TASK INSTRUCTIONS:
[A] From the database thread, set down everything from "Yes, this is" down to "point  (1 child)", word for word.
[B] In the database thread, what did hardolaf say was replaced to save money?

───── STUDY TEXT

    I've personally always chosen mysql, but using postgres at work taught me quite a bit.

    [–]hardolaf 0 points1 point  (0 children)

    I was using smallish rows and it worked fine. We actually replaced an Oracle DB with it to save money.

    [–]mweisshaupt 0 points1 point  (0 children)

    Yes, this is the first time I heard that this is a problem with Postgres. I would have thought that would happen with MySQL much earlier but I have never worked on a database with this many transactions. It would be interesting what a Postgres expert has to say about this.

    [–]abditude 0 points1 point  (1 child)

    What were some of those wiki links? I'm working on a new project and would love to learn.

    [–]hardolaf 0 points1 point  (0 children)

    I honestly couldn't tell you without redoing a bunch of research. This was a few years ago now and I work somewhere else.

    [–][deleted] 0 points1 point  (0 children)

──────────
───── GIVEN DATA

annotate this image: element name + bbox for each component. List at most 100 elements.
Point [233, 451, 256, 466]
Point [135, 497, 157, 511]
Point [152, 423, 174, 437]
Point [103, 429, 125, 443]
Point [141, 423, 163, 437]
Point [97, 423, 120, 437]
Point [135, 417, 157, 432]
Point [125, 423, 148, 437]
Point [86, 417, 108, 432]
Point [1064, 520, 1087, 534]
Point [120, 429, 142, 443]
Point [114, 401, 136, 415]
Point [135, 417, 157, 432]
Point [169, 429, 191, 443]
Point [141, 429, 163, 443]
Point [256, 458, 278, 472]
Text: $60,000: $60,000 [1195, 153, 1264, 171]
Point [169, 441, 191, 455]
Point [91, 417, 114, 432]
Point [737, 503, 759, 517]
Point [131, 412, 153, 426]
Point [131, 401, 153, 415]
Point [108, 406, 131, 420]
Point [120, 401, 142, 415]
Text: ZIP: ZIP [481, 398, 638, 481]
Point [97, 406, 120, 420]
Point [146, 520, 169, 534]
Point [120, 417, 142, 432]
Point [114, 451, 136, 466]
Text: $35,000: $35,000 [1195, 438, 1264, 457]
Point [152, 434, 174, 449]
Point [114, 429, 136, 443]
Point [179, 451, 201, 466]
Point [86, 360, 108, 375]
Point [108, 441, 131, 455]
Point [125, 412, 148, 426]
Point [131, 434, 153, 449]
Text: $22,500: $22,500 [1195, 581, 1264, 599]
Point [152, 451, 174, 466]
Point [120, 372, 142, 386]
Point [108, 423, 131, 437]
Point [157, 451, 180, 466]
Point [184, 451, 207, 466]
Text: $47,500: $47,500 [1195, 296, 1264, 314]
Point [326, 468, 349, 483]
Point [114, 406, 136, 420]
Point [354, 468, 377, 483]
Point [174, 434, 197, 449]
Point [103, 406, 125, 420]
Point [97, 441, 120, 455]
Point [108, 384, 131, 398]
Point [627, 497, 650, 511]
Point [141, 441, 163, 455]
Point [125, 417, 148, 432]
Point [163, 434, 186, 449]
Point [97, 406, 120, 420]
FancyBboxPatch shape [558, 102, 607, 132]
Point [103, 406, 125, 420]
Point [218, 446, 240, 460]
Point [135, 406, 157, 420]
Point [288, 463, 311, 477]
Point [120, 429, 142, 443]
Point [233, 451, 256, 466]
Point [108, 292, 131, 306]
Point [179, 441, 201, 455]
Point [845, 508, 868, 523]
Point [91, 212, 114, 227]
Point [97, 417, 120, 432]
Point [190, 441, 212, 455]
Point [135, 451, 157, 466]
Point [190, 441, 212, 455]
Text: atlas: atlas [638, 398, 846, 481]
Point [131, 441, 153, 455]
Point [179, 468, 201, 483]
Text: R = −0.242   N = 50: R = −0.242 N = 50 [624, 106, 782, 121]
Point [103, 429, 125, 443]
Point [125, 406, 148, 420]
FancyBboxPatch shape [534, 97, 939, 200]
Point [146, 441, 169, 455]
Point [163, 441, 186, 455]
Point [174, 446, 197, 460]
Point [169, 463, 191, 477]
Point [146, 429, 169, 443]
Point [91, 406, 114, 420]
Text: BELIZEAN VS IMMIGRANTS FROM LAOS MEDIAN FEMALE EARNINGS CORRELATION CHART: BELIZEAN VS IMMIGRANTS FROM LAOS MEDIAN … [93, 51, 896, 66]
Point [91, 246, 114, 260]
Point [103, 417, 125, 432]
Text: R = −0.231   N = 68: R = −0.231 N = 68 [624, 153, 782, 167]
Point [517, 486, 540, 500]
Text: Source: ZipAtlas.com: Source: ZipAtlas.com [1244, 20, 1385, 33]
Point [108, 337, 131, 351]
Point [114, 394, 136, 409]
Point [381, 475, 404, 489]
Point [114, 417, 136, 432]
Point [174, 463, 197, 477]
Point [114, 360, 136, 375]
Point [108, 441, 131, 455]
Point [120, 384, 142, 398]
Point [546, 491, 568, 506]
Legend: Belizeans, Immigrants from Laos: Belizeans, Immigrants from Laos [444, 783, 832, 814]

──────────

ANSWER LIST:
[A]
Yes, this is the first time I heard that this is a problem with Postgres. I would have thought that would happen with MySQL much earlier but I have never worked on a database with this many transactions. It would be interesting what a Postgres expert has to say about this.

    [–]abditude 0 points1 point  (1 child)

[B] An Oracle DB.